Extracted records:
** Start **

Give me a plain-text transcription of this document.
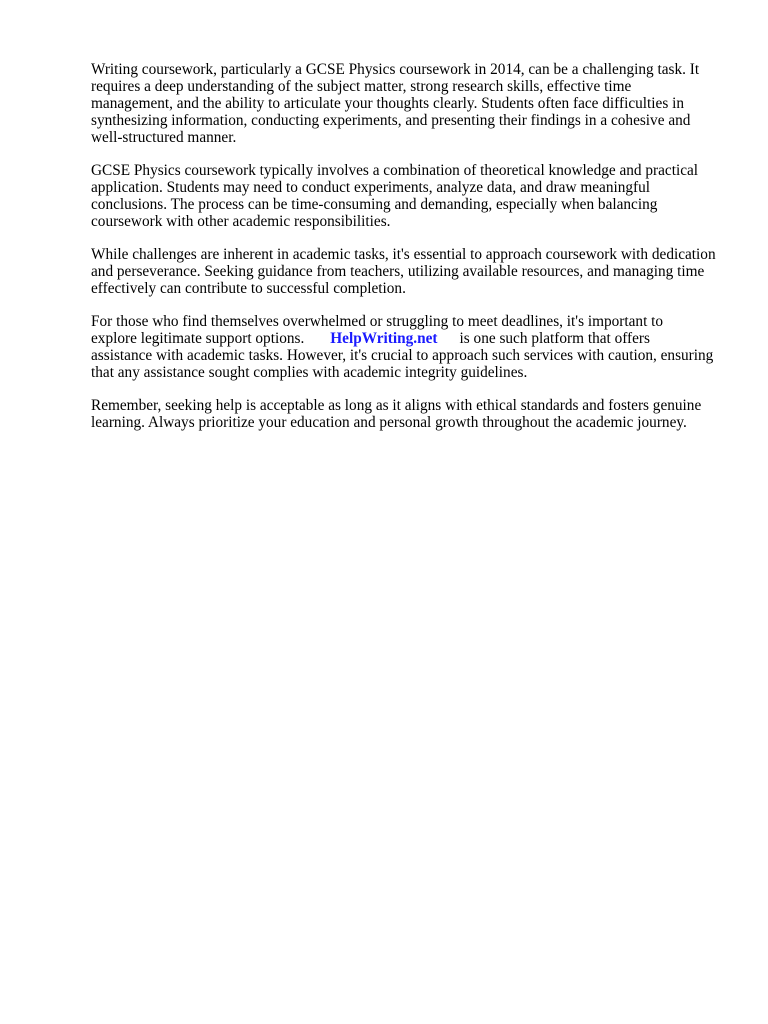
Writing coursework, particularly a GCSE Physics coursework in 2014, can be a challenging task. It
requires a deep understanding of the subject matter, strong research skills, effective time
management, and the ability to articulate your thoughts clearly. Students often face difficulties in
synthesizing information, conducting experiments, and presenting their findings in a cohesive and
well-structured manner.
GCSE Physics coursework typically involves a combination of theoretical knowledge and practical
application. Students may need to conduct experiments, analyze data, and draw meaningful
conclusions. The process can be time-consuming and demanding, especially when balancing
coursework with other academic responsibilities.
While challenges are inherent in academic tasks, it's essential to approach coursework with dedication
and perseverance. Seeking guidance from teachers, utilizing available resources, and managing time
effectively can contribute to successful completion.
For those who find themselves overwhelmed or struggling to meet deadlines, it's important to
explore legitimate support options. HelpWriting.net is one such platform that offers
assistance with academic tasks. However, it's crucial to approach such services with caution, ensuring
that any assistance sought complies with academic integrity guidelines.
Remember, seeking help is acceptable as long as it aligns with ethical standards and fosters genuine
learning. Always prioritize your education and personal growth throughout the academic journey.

** End **

--- What the task asks ---
Omitting all images, retype each line of the records precisely.

--- Response to this exercise ---
Give me a plain-text transcription of this document.
Writing coursework, particularly a GCSE Physics coursework in 2014, can be a challenging task. It
requires a deep understanding of the subject matter, strong research skills, effective time
management, and the ability to articulate your thoughts clearly. Students often face difficulties in
synthesizing information, conducting experiments, and presenting their findings in a cohesive and
well-structured manner.
GCSE Physics coursework typically involves a combination of theoretical knowledge and practical
application. Students may need to conduct experiments, analyze data, and draw meaningful
conclusions. The process can be time-consuming and demanding, especially when balancing
coursework with other academic responsibilities.
While challenges are inherent in academic tasks, it's essential to approach coursework with dedication
and perseverance. Seeking guidance from teachers, utilizing available resources, and managing time
effectively can contribute to successful completion.
For those who find themselves overwhelmed or struggling to meet deadlines, it's important to
explore legitimate support options. HelpWriting.net is one such platform that offers
assistance with academic tasks. However, it's crucial to approach such services with caution, ensuring
that any assistance sought complies with academic integrity guidelines.
Remember, seeking help is acceptable as long as it aligns with ethical standards and fosters genuine
learning. Always prioritize your education and personal growth throughout the academic journey.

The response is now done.